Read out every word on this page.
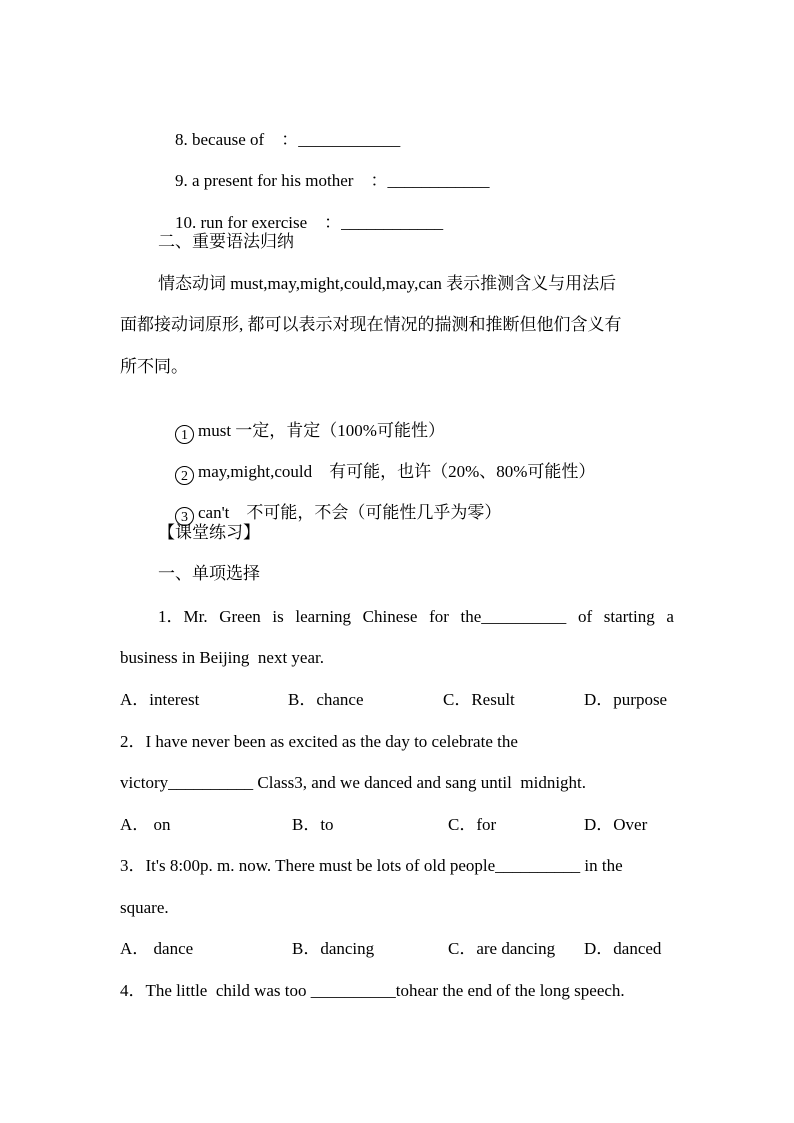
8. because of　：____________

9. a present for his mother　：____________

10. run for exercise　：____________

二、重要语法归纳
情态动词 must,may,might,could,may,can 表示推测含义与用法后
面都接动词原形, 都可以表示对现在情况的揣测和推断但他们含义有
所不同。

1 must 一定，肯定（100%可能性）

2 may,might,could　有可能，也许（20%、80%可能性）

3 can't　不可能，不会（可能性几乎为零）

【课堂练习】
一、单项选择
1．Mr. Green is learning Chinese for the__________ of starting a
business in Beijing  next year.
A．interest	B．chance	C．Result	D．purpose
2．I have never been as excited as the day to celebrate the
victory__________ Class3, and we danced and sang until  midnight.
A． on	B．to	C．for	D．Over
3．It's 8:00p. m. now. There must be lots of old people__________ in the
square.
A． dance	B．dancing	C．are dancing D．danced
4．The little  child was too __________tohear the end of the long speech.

------------------------------------------------------------

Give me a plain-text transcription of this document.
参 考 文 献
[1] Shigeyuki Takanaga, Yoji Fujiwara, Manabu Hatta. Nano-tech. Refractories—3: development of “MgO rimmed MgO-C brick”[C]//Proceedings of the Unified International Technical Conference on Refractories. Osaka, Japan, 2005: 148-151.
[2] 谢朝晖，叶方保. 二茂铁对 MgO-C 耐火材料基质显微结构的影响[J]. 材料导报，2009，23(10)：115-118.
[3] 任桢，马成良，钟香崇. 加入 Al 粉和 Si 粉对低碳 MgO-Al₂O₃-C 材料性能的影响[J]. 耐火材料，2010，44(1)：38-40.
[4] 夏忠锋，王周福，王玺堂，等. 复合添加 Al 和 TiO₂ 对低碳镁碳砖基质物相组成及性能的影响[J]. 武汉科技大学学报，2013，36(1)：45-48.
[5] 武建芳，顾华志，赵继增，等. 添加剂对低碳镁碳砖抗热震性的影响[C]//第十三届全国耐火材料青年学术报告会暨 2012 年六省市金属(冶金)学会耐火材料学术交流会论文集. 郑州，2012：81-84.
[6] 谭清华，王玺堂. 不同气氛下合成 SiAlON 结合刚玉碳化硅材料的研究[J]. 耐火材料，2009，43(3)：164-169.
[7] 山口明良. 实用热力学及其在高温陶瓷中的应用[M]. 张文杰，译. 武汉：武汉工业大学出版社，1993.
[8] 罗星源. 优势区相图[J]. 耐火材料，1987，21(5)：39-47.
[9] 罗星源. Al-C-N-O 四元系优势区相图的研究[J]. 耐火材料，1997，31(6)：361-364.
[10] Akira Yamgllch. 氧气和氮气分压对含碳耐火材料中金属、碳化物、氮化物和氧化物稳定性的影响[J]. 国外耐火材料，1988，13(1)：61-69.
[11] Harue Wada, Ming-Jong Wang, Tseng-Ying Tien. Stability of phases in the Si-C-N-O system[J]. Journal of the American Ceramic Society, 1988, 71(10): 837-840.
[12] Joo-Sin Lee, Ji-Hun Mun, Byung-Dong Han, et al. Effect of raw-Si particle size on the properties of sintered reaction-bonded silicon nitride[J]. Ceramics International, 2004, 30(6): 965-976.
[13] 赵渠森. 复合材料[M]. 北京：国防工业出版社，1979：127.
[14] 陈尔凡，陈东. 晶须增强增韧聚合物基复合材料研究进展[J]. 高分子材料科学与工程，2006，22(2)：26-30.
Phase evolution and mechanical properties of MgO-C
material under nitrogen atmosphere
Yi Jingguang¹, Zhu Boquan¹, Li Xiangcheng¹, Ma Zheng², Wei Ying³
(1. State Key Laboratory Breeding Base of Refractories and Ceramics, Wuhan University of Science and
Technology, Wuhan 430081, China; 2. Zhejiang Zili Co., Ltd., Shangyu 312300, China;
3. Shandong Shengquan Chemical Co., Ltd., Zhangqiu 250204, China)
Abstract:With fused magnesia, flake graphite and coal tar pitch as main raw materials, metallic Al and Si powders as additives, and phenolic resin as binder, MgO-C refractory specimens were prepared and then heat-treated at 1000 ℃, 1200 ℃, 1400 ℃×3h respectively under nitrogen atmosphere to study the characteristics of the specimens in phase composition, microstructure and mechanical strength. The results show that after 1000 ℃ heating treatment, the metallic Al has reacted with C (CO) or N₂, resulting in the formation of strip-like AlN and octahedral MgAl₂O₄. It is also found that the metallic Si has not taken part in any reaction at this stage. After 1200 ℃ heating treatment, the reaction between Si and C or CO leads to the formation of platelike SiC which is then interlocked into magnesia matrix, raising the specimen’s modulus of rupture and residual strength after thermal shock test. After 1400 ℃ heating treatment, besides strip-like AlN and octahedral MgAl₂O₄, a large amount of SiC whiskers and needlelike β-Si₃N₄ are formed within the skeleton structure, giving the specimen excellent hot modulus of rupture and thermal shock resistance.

------------------------------------------------------------

To be done:
Show every line in the records above that contains the word "China".

Task result:
Technology, Wuhan 430081, China; 2. Zhejiang Zili Co., Ltd., Shangyu 312300, China;
3. Shandong Shengquan Chemical Co., Ltd., Zhangqiu 250204, China)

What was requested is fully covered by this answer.